>> BEGIN RAW DATA

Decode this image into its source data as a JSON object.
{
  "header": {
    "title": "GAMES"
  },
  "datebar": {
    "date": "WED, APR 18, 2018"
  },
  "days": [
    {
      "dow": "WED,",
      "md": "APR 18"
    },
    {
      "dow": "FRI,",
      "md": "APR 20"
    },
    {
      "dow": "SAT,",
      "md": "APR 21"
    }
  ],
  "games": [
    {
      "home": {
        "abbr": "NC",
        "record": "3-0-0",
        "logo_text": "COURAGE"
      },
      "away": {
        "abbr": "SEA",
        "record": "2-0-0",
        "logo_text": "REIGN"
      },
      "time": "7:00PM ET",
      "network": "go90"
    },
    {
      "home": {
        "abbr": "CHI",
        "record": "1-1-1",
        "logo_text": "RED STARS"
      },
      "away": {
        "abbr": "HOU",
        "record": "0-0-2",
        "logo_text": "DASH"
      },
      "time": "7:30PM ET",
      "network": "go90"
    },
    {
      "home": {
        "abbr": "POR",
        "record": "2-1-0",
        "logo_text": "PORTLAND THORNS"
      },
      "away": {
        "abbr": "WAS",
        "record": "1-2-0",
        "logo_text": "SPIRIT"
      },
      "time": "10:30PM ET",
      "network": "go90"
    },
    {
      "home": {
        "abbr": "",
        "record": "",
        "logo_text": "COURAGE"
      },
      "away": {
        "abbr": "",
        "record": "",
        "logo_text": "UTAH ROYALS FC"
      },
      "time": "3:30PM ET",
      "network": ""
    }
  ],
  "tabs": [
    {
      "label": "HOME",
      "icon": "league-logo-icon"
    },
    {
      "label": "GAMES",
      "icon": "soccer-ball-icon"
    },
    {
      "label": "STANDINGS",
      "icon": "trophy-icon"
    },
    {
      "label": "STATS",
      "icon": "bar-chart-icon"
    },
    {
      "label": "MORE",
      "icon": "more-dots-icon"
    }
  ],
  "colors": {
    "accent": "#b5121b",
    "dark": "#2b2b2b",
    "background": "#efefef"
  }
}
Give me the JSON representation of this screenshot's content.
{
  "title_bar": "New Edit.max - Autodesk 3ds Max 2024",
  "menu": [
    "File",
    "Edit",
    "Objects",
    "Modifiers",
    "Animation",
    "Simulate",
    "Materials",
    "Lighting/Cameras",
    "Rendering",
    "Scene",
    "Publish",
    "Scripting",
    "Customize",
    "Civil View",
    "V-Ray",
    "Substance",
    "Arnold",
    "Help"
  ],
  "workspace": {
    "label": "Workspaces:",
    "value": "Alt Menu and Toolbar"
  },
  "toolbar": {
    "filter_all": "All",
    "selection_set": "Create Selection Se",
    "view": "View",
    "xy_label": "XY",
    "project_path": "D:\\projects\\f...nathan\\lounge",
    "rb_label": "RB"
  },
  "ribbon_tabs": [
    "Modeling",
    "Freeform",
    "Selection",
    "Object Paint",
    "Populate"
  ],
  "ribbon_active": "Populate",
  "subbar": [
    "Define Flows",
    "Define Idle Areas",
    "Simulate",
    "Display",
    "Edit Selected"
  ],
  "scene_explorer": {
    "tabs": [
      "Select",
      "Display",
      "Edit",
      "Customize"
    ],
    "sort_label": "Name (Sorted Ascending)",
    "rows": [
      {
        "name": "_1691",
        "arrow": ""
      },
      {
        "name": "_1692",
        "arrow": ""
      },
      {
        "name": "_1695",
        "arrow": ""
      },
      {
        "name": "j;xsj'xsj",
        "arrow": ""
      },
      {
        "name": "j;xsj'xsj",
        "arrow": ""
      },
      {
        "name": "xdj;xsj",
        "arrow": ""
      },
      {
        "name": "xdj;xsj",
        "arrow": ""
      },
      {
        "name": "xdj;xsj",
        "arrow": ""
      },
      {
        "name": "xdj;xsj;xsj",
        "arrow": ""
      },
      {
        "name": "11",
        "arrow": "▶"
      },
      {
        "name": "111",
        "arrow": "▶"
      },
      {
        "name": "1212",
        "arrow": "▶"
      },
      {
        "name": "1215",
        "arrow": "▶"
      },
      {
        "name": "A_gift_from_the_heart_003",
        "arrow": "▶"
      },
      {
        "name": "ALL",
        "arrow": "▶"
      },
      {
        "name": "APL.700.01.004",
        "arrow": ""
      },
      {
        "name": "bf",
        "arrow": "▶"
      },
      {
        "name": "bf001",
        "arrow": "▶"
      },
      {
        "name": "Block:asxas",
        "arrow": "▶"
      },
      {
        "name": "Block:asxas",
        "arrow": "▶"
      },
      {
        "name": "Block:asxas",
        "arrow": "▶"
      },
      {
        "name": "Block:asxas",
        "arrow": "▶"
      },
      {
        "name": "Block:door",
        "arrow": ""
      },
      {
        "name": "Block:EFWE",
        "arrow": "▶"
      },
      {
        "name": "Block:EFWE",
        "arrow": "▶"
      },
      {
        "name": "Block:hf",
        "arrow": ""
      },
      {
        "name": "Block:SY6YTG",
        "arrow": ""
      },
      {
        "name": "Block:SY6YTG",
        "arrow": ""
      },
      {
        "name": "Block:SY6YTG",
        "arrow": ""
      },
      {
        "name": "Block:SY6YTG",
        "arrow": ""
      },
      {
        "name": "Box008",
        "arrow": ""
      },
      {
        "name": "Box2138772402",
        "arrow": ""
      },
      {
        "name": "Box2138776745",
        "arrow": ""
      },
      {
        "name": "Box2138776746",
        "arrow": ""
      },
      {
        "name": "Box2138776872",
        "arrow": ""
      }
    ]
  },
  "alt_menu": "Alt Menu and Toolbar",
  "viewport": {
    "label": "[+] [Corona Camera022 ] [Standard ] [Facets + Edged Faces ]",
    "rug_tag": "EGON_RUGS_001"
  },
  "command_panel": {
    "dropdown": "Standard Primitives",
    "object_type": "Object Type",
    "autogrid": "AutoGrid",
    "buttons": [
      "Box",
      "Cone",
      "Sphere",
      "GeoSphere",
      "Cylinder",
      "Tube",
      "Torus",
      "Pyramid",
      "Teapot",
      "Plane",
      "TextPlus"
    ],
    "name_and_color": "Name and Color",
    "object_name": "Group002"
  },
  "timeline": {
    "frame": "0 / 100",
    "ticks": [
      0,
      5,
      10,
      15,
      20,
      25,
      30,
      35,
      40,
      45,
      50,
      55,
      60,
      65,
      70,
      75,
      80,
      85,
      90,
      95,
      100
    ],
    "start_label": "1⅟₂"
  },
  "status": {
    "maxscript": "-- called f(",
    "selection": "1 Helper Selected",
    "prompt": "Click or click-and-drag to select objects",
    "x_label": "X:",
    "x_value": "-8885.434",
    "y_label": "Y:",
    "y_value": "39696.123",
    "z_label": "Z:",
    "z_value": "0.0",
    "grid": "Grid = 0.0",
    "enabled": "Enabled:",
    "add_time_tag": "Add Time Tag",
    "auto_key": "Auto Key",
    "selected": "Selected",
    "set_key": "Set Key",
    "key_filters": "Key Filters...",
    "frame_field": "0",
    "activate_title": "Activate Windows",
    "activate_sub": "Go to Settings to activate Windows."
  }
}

>> END RAW DATA

EXERCISE PROMPT: Track down every line with the word "Standard" and copy it.

REPLY TO THE TASK:
    "label": "[+] [Corona Camera022 ] [Standard ] [Facets + Edged Faces ]",
    "dropdown": "Standard Primitives",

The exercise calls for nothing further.